| Source records |

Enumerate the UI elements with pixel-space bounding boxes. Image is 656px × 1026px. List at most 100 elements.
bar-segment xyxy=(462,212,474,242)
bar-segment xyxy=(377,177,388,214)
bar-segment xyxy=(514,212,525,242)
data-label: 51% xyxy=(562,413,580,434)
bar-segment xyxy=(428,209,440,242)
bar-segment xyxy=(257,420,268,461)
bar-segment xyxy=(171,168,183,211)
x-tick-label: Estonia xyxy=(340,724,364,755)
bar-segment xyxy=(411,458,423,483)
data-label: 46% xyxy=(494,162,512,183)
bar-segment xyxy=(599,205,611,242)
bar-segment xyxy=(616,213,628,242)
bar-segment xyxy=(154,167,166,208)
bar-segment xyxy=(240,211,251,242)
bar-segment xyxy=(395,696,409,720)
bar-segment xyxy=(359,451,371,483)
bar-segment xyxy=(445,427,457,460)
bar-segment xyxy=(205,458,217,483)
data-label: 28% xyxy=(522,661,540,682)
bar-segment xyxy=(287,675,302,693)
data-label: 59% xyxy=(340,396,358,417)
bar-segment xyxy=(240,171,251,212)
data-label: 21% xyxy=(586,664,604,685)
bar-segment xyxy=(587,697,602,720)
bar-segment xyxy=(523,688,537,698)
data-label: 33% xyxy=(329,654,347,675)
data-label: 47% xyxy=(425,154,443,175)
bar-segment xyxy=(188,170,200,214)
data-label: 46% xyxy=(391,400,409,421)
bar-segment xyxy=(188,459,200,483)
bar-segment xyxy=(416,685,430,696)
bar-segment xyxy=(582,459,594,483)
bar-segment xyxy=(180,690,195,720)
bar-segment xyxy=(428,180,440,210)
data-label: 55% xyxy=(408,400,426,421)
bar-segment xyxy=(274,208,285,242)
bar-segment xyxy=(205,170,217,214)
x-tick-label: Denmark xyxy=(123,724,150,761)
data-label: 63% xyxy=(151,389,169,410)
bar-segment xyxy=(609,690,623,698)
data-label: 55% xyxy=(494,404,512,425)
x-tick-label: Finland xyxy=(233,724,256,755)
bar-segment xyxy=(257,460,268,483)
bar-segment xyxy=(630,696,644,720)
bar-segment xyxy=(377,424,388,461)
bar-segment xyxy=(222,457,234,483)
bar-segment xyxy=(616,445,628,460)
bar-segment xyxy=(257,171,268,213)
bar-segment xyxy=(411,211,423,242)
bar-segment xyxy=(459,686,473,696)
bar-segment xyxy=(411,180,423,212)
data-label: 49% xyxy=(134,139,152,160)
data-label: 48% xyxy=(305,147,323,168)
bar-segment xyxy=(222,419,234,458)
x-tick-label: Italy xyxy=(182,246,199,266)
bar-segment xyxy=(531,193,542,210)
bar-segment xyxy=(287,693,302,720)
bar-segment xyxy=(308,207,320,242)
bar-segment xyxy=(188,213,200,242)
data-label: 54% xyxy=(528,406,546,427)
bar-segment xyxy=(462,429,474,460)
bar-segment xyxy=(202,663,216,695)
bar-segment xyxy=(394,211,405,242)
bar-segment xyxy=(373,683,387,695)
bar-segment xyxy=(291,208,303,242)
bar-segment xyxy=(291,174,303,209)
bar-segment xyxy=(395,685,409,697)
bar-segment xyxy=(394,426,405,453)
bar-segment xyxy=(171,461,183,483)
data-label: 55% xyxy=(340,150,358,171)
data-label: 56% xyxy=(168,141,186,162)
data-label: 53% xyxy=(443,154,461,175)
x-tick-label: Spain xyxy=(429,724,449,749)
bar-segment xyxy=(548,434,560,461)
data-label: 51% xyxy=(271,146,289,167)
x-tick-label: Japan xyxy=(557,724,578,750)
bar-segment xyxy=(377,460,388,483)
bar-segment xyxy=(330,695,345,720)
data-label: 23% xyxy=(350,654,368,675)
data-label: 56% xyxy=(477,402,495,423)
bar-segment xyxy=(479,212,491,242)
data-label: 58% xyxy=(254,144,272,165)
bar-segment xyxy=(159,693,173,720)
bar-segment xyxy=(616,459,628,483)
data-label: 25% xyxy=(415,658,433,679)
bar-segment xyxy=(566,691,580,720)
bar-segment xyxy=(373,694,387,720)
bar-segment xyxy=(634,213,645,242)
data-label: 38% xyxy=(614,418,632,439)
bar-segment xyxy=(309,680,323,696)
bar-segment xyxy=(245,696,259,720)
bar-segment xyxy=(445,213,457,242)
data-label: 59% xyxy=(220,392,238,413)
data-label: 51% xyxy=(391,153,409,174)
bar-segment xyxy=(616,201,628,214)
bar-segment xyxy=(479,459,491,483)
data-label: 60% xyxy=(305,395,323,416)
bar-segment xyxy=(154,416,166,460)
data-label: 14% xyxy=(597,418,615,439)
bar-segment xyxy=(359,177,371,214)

| Instructions for the task |
Recast every line above as a Markdown table with two columns, Row and Text, putting its row number in Row and the line itself in Text, and leave out any blank lines.

| Answer to this exercise |
| Row | Text |
|---|---|
| 1 | Enumerate the UI elements with pixel-space bounding boxes. Image is 656px × 1026px. List at most 100 elements. |
| 2 | bar-segment xyxy=(462,212,474,242) |
| 3 | bar-segment xyxy=(377,177,388,214) |
| 4 | bar-segment xyxy=(514,212,525,242) |
| 5 | data-label: 51% xyxy=(562,413,580,434) |
| 6 | bar-segment xyxy=(428,209,440,242) |
| 7 | bar-segment xyxy=(257,420,268,461) |
| 8 | bar-segment xyxy=(171,168,183,211) |
| 9 | x-tick-label: Estonia xyxy=(340,724,364,755) |
| 10 | bar-segment xyxy=(411,458,423,483) |
| 11 | data-label: 46% xyxy=(494,162,512,183) |
| 12 | bar-segment xyxy=(599,205,611,242) |
| 13 | bar-segment xyxy=(616,213,628,242) |
| 14 | bar-segment xyxy=(154,167,166,208) |
| 15 | bar-segment xyxy=(240,211,251,242) |
| 16 | bar-segment xyxy=(395,696,409,720) |
| 17 | bar-segment xyxy=(359,451,371,483) |
| 18 | bar-segment xyxy=(445,427,457,460) |
| 19 | bar-segment xyxy=(205,458,217,483) |
| 20 | data-label: 28% xyxy=(522,661,540,682) |
| 21 | bar-segment xyxy=(287,675,302,693) |
| 22 | data-label: 59% xyxy=(340,396,358,417) |
| 23 | bar-segment xyxy=(240,171,251,212) |
| 24 | data-label: 21% xyxy=(586,664,604,685) |
| 25 | bar-segment xyxy=(587,697,602,720) |
| 26 | bar-segment xyxy=(523,688,537,698) |
| 27 | data-label: 33% xyxy=(329,654,347,675) |
| 28 | data-label: 47% xyxy=(425,154,443,175) |
| 29 | bar-segment xyxy=(188,170,200,214) |
| 30 | data-label: 46% xyxy=(391,400,409,421) |
| 31 | bar-segment xyxy=(188,459,200,483) |
| 32 | bar-segment xyxy=(416,685,430,696) |
| 33 | bar-segment xyxy=(582,459,594,483) |
| 34 | bar-segment xyxy=(180,690,195,720) |
| 35 | bar-segment xyxy=(428,180,440,210) |
| 36 | data-label: 55% xyxy=(408,400,426,421) |
| 37 | bar-segment xyxy=(274,208,285,242) |
| 38 | bar-segment xyxy=(205,170,217,214) |
| 39 | x-tick-label: Denmark xyxy=(123,724,150,761) |
| 40 | data-label: 63% xyxy=(151,389,169,410) |
| 41 | bar-segment xyxy=(609,690,623,698) |
| 42 | data-label: 55% xyxy=(494,404,512,425) |
| 43 | x-tick-label: Finland xyxy=(233,724,256,755) |
| 44 | bar-segment xyxy=(257,460,268,483) |
| 45 | bar-segment xyxy=(630,696,644,720) |
| 46 | bar-segment xyxy=(377,424,388,461) |
| 47 | bar-segment xyxy=(222,457,234,483) |
| 48 | bar-segment xyxy=(616,445,628,460) |
| 49 | bar-segment xyxy=(257,171,268,213) |
| 50 | bar-segment xyxy=(411,211,423,242) |
| 51 | bar-segment xyxy=(459,686,473,696) |
| 52 | bar-segment xyxy=(411,180,423,212) |
| 53 | data-label: 49% xyxy=(134,139,152,160) |
| 54 | data-label: 48% xyxy=(305,147,323,168) |
| 55 | bar-segment xyxy=(222,419,234,458) |
| 56 | x-tick-label: Italy xyxy=(182,246,199,266) |
| 57 | bar-segment xyxy=(531,193,542,210) |
| 58 | bar-segment xyxy=(287,693,302,720) |
| 59 | bar-segment xyxy=(308,207,320,242) |
| 60 | bar-segment xyxy=(188,213,200,242) |
| 61 | data-label: 54% xyxy=(528,406,546,427) |
| 62 | bar-segment xyxy=(462,429,474,460) |
| 63 | bar-segment xyxy=(202,663,216,695) |
| 64 | bar-segment xyxy=(394,211,405,242) |
| 65 | bar-segment xyxy=(373,683,387,695) |
| 66 | bar-segment xyxy=(291,208,303,242) |
| 67 | bar-segment xyxy=(291,174,303,209) |
| 68 | bar-segment xyxy=(395,685,409,697) |
| 69 | bar-segment xyxy=(394,426,405,453) |
| 70 | bar-segment xyxy=(171,461,183,483) |
| 71 | data-label: 55% xyxy=(340,150,358,171) |
| 72 | data-label: 56% xyxy=(168,141,186,162) |
| 73 | data-label: 53% xyxy=(443,154,461,175) |
| 74 | x-tick-label: Spain xyxy=(429,724,449,749) |
| 75 | bar-segment xyxy=(548,434,560,461) |
| 76 | data-label: 51% xyxy=(271,146,289,167) |
| 77 | x-tick-label: Japan xyxy=(557,724,578,750) |
| 78 | bar-segment xyxy=(377,460,388,483) |
| 79 | bar-segment xyxy=(330,695,345,720) |
| 80 | data-label: 23% xyxy=(350,654,368,675) |
| 81 | data-label: 56% xyxy=(477,402,495,423) |
| 82 | bar-segment xyxy=(479,212,491,242) |
| 83 | data-label: 58% xyxy=(254,144,272,165) |
| 84 | bar-segment xyxy=(159,693,173,720) |
| 85 | bar-segment xyxy=(616,459,628,483) |
| 86 | data-label: 25% xyxy=(415,658,433,679) |
| 87 | bar-segment xyxy=(566,691,580,720) |
| 88 | bar-segment xyxy=(373,694,387,720) |
| 89 | bar-segment xyxy=(634,213,645,242) |
| 90 | data-label: 38% xyxy=(614,418,632,439) |
| 91 | bar-segment xyxy=(309,680,323,696) |
| 92 | bar-segment xyxy=(245,696,259,720) |
| 93 | bar-segment xyxy=(445,213,457,242) |
| 94 | data-label: 59% xyxy=(220,392,238,413) |
| 95 | data-label: 51% xyxy=(391,153,409,174) |
| 96 | bar-segment xyxy=(616,201,628,214) |
| 97 | bar-segment xyxy=(479,459,491,483) |
| 98 | data-label: 60% xyxy=(305,395,323,416) |
| 99 | bar-segment xyxy=(154,416,166,460) |
| 100 | data-label: 14% xyxy=(597,418,615,439) |
| 101 | bar-segment xyxy=(359,177,371,214) |